Love my phlox - take no looking after at all and flower for ages. Here are some of mine this year ...
Bekkie - not sure about specialist growers but hayloft do great deals on phlox (10 plants for £10 etc) - but you have to be prepared to grow them from bareroot. They also take well from cuttings - can you beg some from your neighbour. Do you have a GH?
Keep your eyes open. last year Hayloft Plants did an offer of 10 different Phlox for a very reasonable price. They may well repeat it.
We have about 15 different ones, but they have been decimated by molluscs this year, to the extent that some of them have completely gone.
They are also martyrs to mildew in dry soil or very dry weather.
In my garden they only seem to do well in beds that are fairly moist They seem to sulk in dry areas. Mine cope well with a little shade.
Iv got a couple,one in full sun and one in partial shade and they both do well. I use those circular stakes on them because they take a bit of a battering if the wind is the right direction. Apart from that they need very little care. One of them is varigated and the flowers are white with a little purple/cerise eye. I didnt really liked it until I moved it next to a purple (Oh senior moment cant think of the name upright plant, spiky flowers a bit like veronica) and a bright cerise salvia. It looks really lovely and picks up the colours in the other plants.
Mine are good at the moment, are they easy to do from seed, I have been deading heading but could leave some on, and what about root division or is it just cuttings?.
I have dark pink and white ones.
I had some hayloft phlox this year. When they hadn't arrived way past the due date , I emailed. They said they had been sent but would send again. They eventually arrived mid July , even though I said it was far too late, along with penstemon, that I had asked for money back, again far too late. 1 penstemon died 2 days later., but the rest are growing, but will not flower this year. Out of 12 bare root phlox, 5 have shown signs of life, they rest appear to be dead, and certainly none will flower this year. I am giving them the full 8 weeks I was told they might take to break dormancy, then I will be putting in another complaint. The salvias I ordered at the same time(April), arrived in June and are doing really well.
Hope you posted on the good guys thread fidget.

____________

=== Description of the task ===
Answer these questions from the posts about phlox:
(a) What deal on phlox is given as an example of Hayloft's offers?
(b) Of the 12 bare-root phlox that arrived in mid-July, how many have shown signs of life?
(c) What do the flowers of the variegated phlox look like?

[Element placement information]
____________

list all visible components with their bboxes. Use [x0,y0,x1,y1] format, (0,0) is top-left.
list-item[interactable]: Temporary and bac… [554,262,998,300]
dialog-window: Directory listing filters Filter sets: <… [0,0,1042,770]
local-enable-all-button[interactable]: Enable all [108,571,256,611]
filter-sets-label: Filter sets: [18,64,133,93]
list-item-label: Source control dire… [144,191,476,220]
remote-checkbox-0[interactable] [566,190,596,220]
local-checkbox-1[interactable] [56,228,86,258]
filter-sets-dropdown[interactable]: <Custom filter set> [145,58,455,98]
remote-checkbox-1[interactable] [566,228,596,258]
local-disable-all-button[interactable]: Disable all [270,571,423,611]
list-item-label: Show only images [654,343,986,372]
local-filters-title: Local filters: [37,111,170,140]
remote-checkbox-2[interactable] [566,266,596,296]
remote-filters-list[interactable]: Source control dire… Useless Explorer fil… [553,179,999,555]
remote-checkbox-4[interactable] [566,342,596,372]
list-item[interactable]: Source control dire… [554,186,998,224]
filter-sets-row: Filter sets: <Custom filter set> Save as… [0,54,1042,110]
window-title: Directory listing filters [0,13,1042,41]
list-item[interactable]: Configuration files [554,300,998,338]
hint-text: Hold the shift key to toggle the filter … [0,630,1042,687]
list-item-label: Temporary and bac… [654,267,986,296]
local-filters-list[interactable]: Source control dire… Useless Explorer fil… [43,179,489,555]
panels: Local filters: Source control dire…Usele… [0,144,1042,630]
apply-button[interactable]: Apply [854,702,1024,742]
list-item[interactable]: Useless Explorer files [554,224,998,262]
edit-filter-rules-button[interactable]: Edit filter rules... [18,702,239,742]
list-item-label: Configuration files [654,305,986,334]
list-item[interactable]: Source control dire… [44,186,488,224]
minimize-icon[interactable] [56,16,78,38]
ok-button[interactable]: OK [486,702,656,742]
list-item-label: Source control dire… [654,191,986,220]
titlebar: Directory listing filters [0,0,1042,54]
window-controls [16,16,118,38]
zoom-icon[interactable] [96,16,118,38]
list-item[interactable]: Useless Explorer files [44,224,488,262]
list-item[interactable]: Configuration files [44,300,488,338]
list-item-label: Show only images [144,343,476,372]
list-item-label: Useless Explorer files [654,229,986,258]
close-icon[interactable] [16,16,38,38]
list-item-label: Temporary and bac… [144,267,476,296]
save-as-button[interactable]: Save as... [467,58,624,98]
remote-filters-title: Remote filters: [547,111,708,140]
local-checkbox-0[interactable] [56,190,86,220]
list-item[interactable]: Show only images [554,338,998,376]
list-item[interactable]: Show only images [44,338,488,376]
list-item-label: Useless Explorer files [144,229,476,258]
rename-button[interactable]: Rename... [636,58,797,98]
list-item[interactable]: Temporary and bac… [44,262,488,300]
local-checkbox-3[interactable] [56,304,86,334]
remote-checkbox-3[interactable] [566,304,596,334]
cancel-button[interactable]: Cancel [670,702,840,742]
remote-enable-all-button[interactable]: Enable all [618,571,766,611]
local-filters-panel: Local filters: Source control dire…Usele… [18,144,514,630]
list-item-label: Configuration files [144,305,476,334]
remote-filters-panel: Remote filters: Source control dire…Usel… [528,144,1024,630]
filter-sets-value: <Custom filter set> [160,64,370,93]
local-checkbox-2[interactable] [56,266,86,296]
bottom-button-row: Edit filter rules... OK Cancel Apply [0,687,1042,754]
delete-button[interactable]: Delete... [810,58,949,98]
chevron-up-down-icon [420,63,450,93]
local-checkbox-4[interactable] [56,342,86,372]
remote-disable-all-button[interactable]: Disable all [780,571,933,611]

____________

=== The solution ===
(a) 10 plants for £10.
(b) 5.
(c) White with a little purple/cerise eye.